(Records from a collection of figures)
*-*-*
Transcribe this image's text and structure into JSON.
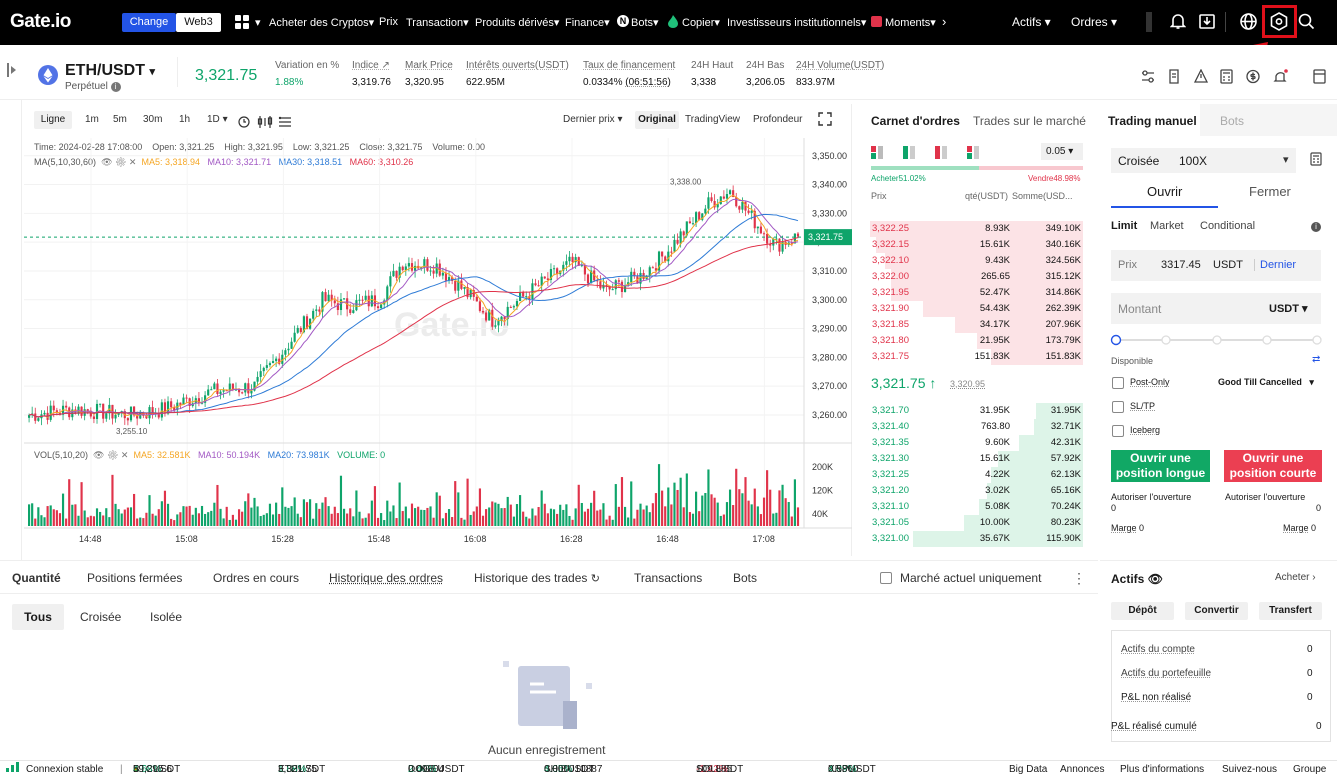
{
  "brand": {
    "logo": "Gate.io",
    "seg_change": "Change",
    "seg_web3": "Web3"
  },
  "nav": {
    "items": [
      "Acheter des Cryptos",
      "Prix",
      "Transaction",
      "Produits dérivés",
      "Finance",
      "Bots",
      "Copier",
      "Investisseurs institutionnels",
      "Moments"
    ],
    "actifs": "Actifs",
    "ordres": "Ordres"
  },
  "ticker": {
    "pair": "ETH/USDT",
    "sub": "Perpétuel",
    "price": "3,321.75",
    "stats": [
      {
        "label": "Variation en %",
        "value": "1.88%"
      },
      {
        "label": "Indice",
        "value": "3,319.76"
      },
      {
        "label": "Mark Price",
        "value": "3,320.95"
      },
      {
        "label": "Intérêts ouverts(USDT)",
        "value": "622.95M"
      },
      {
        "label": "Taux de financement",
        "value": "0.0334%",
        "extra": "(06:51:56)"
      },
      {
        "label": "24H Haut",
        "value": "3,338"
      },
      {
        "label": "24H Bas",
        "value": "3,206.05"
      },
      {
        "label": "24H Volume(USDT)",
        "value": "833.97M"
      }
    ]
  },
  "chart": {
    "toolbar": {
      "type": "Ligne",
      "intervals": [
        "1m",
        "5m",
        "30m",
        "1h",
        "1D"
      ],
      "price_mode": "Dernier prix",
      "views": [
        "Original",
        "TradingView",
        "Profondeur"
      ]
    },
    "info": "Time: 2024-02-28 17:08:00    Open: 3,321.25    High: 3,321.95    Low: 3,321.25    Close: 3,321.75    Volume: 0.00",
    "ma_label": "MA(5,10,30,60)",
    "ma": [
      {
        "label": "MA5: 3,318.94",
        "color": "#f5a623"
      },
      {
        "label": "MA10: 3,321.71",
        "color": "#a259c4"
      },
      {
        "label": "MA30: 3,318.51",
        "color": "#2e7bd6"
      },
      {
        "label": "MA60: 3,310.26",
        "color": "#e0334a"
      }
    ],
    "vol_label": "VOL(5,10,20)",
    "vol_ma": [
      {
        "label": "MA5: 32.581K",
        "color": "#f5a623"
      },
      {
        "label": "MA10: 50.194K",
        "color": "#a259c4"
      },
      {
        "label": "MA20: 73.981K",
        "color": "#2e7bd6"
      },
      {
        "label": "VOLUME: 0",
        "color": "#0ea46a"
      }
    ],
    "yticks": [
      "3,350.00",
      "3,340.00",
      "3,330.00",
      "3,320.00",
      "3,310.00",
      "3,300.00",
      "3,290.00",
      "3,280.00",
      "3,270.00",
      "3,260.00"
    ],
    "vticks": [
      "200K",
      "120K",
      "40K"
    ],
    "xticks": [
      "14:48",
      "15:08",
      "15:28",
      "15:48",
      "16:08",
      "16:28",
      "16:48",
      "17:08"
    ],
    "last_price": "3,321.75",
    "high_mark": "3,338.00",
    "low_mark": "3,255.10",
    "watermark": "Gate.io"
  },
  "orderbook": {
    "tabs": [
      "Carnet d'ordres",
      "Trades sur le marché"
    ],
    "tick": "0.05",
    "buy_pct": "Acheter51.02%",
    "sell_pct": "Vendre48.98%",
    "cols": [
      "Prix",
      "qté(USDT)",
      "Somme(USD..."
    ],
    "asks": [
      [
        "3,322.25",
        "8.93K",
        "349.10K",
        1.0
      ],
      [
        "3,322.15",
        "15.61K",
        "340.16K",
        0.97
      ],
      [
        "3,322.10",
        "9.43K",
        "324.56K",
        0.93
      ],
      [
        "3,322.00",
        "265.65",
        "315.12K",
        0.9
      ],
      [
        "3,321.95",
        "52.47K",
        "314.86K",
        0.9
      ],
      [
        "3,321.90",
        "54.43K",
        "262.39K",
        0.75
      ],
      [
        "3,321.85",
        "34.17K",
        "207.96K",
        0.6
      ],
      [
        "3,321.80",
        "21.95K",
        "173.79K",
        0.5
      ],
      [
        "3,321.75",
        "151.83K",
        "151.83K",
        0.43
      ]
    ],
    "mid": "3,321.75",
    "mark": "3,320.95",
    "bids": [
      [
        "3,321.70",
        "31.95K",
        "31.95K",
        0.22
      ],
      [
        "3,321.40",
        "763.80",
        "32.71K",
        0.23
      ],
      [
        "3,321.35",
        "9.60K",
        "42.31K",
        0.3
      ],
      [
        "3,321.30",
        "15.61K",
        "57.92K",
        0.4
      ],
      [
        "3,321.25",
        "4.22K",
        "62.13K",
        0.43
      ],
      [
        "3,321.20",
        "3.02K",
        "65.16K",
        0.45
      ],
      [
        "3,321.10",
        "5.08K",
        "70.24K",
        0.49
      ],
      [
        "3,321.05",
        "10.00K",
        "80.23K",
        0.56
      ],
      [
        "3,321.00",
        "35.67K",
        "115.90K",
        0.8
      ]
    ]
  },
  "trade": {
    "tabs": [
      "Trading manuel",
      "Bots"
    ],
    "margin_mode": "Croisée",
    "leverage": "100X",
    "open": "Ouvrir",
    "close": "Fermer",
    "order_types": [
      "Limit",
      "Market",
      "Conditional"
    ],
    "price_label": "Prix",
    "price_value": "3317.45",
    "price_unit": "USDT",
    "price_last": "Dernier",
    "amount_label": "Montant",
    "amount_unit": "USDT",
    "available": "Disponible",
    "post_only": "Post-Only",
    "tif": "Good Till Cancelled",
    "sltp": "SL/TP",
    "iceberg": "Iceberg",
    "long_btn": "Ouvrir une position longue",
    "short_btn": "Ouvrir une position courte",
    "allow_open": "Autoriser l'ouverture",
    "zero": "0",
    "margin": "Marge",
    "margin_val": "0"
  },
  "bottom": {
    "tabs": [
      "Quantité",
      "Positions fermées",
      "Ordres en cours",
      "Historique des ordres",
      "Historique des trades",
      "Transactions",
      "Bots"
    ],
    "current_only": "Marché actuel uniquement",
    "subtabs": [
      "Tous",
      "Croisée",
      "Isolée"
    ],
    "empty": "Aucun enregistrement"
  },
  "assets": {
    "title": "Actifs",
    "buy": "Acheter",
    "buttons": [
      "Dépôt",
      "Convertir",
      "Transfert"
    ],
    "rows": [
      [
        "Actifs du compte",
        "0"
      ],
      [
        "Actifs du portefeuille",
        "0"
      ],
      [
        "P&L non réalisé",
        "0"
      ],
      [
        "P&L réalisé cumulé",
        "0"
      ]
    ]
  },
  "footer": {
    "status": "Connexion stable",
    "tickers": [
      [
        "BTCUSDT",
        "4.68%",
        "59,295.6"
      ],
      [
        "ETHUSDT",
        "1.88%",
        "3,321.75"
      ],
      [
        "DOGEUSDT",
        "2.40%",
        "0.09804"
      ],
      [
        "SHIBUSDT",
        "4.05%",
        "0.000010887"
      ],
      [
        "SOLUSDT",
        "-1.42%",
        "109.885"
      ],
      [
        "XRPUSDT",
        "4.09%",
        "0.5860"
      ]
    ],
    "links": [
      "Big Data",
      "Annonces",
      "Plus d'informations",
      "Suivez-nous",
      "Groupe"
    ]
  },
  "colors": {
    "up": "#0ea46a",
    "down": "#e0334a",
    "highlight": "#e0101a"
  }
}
*-*-*
#### [Aim of the exercise]
All records should be output exactly, with the pictures left out.

#### [Right answer]
Transcribe this image's text and structure into JSON.
{
  "brand": {
    "logo": "Gate.io",
    "seg_change": "Change",
    "seg_web3": "Web3"
  },
  "nav": {
    "items": [
      "Acheter des Cryptos",
      "Prix",
      "Transaction",
      "Produits dérivés",
      "Finance",
      "Bots",
      "Copier",
      "Investisseurs institutionnels",
      "Moments"
    ],
    "actifs": "Actifs",
    "ordres": "Ordres"
  },
  "ticker": {
    "pair": "ETH/USDT",
    "sub": "Perpétuel",
    "price": "3,321.75",
    "stats": [
      {
        "label": "Variation en %",
        "value": "1.88%"
      },
      {
        "label": "Indice",
        "value": "3,319.76"
      },
      {
        "label": "Mark Price",
        "value": "3,320.95"
      },
      {
        "label": "Intérêts ouverts(USDT)",
        "value": "622.95M"
      },
      {
        "label": "Taux de financement",
        "value": "0.0334%",
        "extra": "(06:51:56)"
      },
      {
        "label": "24H Haut",
        "value": "3,338"
      },
      {
        "label": "24H Bas",
        "value": "3,206.05"
      },
      {
        "label": "24H Volume(USDT)",
        "value": "833.97M"
      }
    ]
  },
  "chart": {
    "toolbar": {
      "type": "Ligne",
      "intervals": [
        "1m",
        "5m",
        "30m",
        "1h",
        "1D"
      ],
      "price_mode": "Dernier prix",
      "views": [
        "Original",
        "TradingView",
        "Profondeur"
      ]
    },
    "info": "Time: 2024-02-28 17:08:00    Open: 3,321.25    High: 3,321.95    Low: 3,321.25    Close: 3,321.75    Volume: 0.00",
    "ma_label": "MA(5,10,30,60)",
    "ma": [
      {
        "label": "MA5: 3,318.94",
        "color": "#f5a623"
      },
      {
        "label": "MA10: 3,321.71",
        "color": "#a259c4"
      },
      {
        "label": "MA30: 3,318.51",
        "color": "#2e7bd6"
      },
      {
        "label": "MA60: 3,310.26",
        "color": "#e0334a"
      }
    ],
    "vol_label": "VOL(5,10,20)",
    "vol_ma": [
      {
        "label": "MA5: 32.581K",
        "color": "#f5a623"
      },
      {
        "label": "MA10: 50.194K",
        "color": "#a259c4"
      },
      {
        "label": "MA20: 73.981K",
        "color": "#2e7bd6"
      },
      {
        "label": "VOLUME: 0",
        "color": "#0ea46a"
      }
    ],
    "yticks": [
      "3,350.00",
      "3,340.00",
      "3,330.00",
      "3,320.00",
      "3,310.00",
      "3,300.00",
      "3,290.00",
      "3,280.00",
      "3,270.00",
      "3,260.00"
    ],
    "vticks": [
      "200K",
      "120K",
      "40K"
    ],
    "xticks": [
      "14:48",
      "15:08",
      "15:28",
      "15:48",
      "16:08",
      "16:28",
      "16:48",
      "17:08"
    ],
    "last_price": "3,321.75",
    "high_mark": "3,338.00",
    "low_mark": "3,255.10",
    "watermark": "Gate.io"
  },
  "orderbook": {
    "tabs": [
      "Carnet d'ordres",
      "Trades sur le marché"
    ],
    "tick": "0.05",
    "buy_pct": "Acheter51.02%",
    "sell_pct": "Vendre48.98%",
    "cols": [
      "Prix",
      "qté(USDT)",
      "Somme(USD..."
    ],
    "asks": [
      [
        "3,322.25",
        "8.93K",
        "349.10K",
        1.0
      ],
      [
        "3,322.15",
        "15.61K",
        "340.16K",
        0.97
      ],
      [
        "3,322.10",
        "9.43K",
        "324.56K",
        0.93
      ],
      [
        "3,322.00",
        "265.65",
        "315.12K",
        0.9
      ],
      [
        "3,321.95",
        "52.47K",
        "314.86K",
        0.9
      ],
      [
        "3,321.90",
        "54.43K",
        "262.39K",
        0.75
      ],
      [
        "3,321.85",
        "34.17K",
        "207.96K",
        0.6
      ],
      [
        "3,321.80",
        "21.95K",
        "173.79K",
        0.5
      ],
      [
        "3,321.75",
        "151.83K",
        "151.83K",
        0.43
      ]
    ],
    "mid": "3,321.75",
    "mark": "3,320.95",
    "bids": [
      [
        "3,321.70",
        "31.95K",
        "31.95K",
        0.22
      ],
      [
        "3,321.40",
        "763.80",
        "32.71K",
        0.23
      ],
      [
        "3,321.35",
        "9.60K",
        "42.31K",
        0.3
      ],
      [
        "3,321.30",
        "15.61K",
        "57.92K",
        0.4
      ],
      [
        "3,321.25",
        "4.22K",
        "62.13K",
        0.43
      ],
      [
        "3,321.20",
        "3.02K",
        "65.16K",
        0.45
      ],
      [
        "3,321.10",
        "5.08K",
        "70.24K",
        0.49
      ],
      [
        "3,321.05",
        "10.00K",
        "80.23K",
        0.56
      ],
      [
        "3,321.00",
        "35.67K",
        "115.90K",
        0.8
      ]
    ]
  },
  "trade": {
    "tabs": [
      "Trading manuel",
      "Bots"
    ],
    "margin_mode": "Croisée",
    "leverage": "100X",
    "open": "Ouvrir",
    "close": "Fermer",
    "order_types": [
      "Limit",
      "Market",
      "Conditional"
    ],
    "price_label": "Prix",
    "price_value": "3317.45",
    "price_unit": "USDT",
    "price_last": "Dernier",
    "amount_label": "Montant",
    "amount_unit": "USDT",
    "available": "Disponible",
    "post_only": "Post-Only",
    "tif": "Good Till Cancelled",
    "sltp": "SL/TP",
    "iceberg": "Iceberg",
    "long_btn": "Ouvrir une position longue",
    "short_btn": "Ouvrir une position courte",
    "allow_open": "Autoriser l'ouverture",
    "zero": "0",
    "margin": "Marge",
    "margin_val": "0"
  },
  "bottom": {
    "tabs": [
      "Quantité",
      "Positions fermées",
      "Ordres en cours",
      "Historique des ordres",
      "Historique des trades",
      "Transactions",
      "Bots"
    ],
    "current_only": "Marché actuel uniquement",
    "subtabs": [
      "Tous",
      "Croisée",
      "Isolée"
    ],
    "empty": "Aucun enregistrement"
  },
  "assets": {
    "title": "Actifs",
    "buy": "Acheter",
    "buttons": [
      "Dépôt",
      "Convertir",
      "Transfert"
    ],
    "rows": [
      [
        "Actifs du compte",
        "0"
      ],
      [
        "Actifs du portefeuille",
        "0"
      ],
      [
        "P&L non réalisé",
        "0"
      ],
      [
        "P&L réalisé cumulé",
        "0"
      ]
    ]
  },
  "footer": {
    "status": "Connexion stable",
    "tickers": [
      [
        "BTCUSDT",
        "4.68%",
        "59,295.6"
      ],
      [
        "ETHUSDT",
        "1.88%",
        "3,321.75"
      ],
      [
        "DOGEUSDT",
        "2.40%",
        "0.09804"
      ],
      [
        "SHIBUSDT",
        "4.05%",
        "0.000010887"
      ],
      [
        "SOLUSDT",
        "-1.42%",
        "109.885"
      ],
      [
        "XRPUSDT",
        "4.09%",
        "0.5860"
      ]
    ],
    "links": [
      "Big Data",
      "Annonces",
      "Plus d'informations",
      "Suivez-nous",
      "Groupe"
    ]
  },
  "colors": {
    "up": "#0ea46a",
    "down": "#e0334a",
    "highlight": "#e0101a"
  }
}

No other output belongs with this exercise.